[Collection entries]
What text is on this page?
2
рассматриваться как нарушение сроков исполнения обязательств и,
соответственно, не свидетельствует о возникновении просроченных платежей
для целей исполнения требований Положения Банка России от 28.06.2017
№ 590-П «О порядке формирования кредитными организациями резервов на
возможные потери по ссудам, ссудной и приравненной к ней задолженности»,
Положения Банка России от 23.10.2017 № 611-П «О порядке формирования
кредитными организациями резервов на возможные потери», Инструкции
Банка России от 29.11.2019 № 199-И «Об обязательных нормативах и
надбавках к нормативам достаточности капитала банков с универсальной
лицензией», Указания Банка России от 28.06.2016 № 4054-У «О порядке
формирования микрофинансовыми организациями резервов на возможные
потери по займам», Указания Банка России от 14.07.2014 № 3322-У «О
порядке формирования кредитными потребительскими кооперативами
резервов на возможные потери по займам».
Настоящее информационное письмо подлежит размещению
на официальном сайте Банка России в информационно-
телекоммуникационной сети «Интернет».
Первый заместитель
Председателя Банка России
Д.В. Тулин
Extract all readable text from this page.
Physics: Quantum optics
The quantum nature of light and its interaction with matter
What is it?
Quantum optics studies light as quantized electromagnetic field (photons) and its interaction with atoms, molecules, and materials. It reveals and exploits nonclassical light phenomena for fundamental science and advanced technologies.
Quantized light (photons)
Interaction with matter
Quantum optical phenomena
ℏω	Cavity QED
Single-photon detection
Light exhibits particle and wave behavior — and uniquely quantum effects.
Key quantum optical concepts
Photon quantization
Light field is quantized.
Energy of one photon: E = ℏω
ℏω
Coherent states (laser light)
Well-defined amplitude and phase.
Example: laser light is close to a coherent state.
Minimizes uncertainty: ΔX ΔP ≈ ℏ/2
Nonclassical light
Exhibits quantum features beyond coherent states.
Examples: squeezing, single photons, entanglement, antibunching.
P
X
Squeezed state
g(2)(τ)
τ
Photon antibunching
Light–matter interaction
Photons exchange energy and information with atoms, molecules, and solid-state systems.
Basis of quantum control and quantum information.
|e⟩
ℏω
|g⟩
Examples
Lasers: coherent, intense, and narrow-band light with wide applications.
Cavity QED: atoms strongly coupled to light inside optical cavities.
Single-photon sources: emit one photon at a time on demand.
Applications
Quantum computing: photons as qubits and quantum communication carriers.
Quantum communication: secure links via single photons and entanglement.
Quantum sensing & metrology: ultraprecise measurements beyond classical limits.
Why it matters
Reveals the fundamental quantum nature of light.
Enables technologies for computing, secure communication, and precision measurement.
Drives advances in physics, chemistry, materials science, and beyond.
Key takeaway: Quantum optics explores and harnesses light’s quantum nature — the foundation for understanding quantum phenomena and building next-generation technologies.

▶ _WRITTEN REQUEST_: Pick out all lines containing the string "Положения".

▶ _TASK ANSWER_:
для целей исполнения требований Положения Банка России от 28.06.2017
Положения Банка России от 23.10.2017 № 611-П «О порядке формирования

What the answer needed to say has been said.